Figure content listings:
>> begin

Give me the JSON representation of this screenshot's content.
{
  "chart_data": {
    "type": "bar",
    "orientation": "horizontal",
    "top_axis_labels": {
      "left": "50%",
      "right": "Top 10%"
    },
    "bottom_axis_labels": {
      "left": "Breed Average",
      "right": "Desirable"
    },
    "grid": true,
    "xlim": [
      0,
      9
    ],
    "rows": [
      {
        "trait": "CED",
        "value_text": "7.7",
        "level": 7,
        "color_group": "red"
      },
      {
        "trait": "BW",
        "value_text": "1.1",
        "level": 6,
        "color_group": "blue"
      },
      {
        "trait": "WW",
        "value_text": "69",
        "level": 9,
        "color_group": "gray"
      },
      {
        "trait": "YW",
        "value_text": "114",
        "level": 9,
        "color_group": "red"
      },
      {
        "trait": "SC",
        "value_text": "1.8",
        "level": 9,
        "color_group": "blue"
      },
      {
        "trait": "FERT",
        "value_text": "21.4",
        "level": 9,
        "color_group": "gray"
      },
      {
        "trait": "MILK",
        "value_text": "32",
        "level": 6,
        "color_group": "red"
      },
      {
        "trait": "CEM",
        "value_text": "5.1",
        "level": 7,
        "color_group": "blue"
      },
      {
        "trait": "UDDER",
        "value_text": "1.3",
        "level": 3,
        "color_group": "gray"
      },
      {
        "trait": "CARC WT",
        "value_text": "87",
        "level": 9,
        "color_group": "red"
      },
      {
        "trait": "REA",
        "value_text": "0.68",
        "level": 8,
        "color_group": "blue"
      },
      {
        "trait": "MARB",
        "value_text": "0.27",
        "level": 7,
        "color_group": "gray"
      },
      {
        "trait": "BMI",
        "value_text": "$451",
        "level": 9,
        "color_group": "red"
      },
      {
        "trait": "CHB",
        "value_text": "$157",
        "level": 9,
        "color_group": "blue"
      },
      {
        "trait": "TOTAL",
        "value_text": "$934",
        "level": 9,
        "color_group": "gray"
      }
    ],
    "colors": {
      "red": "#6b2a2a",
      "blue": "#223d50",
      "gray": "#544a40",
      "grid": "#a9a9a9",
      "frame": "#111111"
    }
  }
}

>> end

• _TASK DETAILS_: Write out every entry above, word for word.

• _RESPONSE FOR THIS EXERCISE_:
Give me the JSON representation of this screenshot's content.
{
  "chart_data": {
    "type": "bar",
    "orientation": "horizontal",
    "top_axis_labels": {
      "left": "50%",
      "right": "Top 10%"
    },
    "bottom_axis_labels": {
      "left": "Breed Average",
      "right": "Desirable"
    },
    "grid": true,
    "xlim": [
      0,
      9
    ],
    "rows": [
      {
        "trait": "CED",
        "value_text": "7.7",
        "level": 7,
        "color_group": "red"
      },
      {
        "trait": "BW",
        "value_text": "1.1",
        "level": 6,
        "color_group": "blue"
      },
      {
        "trait": "WW",
        "value_text": "69",
        "level": 9,
        "color_group": "gray"
      },
      {
        "trait": "YW",
        "value_text": "114",
        "level": 9,
        "color_group": "red"
      },
      {
        "trait": "SC",
        "value_text": "1.8",
        "level": 9,
        "color_group": "blue"
      },
      {
        "trait": "FERT",
        "value_text": "21.4",
        "level": 9,
        "color_group": "gray"
      },
      {
        "trait": "MILK",
        "value_text": "32",
        "level": 6,
        "color_group": "red"
      },
      {
        "trait": "CEM",
        "value_text": "5.1",
        "level": 7,
        "color_group": "blue"
      },
      {
        "trait": "UDDER",
        "value_text": "1.3",
        "level": 3,
        "color_group": "gray"
      },
      {
        "trait": "CARC WT",
        "value_text": "87",
        "level": 9,
        "color_group": "red"
      },
      {
        "trait": "REA",
        "value_text": "0.68",
        "level": 8,
        "color_group": "blue"
      },
      {
        "trait": "MARB",
        "value_text": "0.27",
        "level": 7,
        "color_group": "gray"
      },
      {
        "trait": "BMI",
        "value_text": "$451",
        "level": 9,
        "color_group": "red"
      },
      {
        "trait": "CHB",
        "value_text": "$157",
        "level": 9,
        "color_group": "blue"
      },
      {
        "trait": "TOTAL",
        "value_text": "$934",
        "level": 9,
        "color_group": "gray"
      }
    ],
    "colors": {
      "red": "#6b2a2a",
      "blue": "#223d50",
      "gray": "#544a40",
      "grid": "#a9a9a9",
      "frame": "#111111"
    }
  }
}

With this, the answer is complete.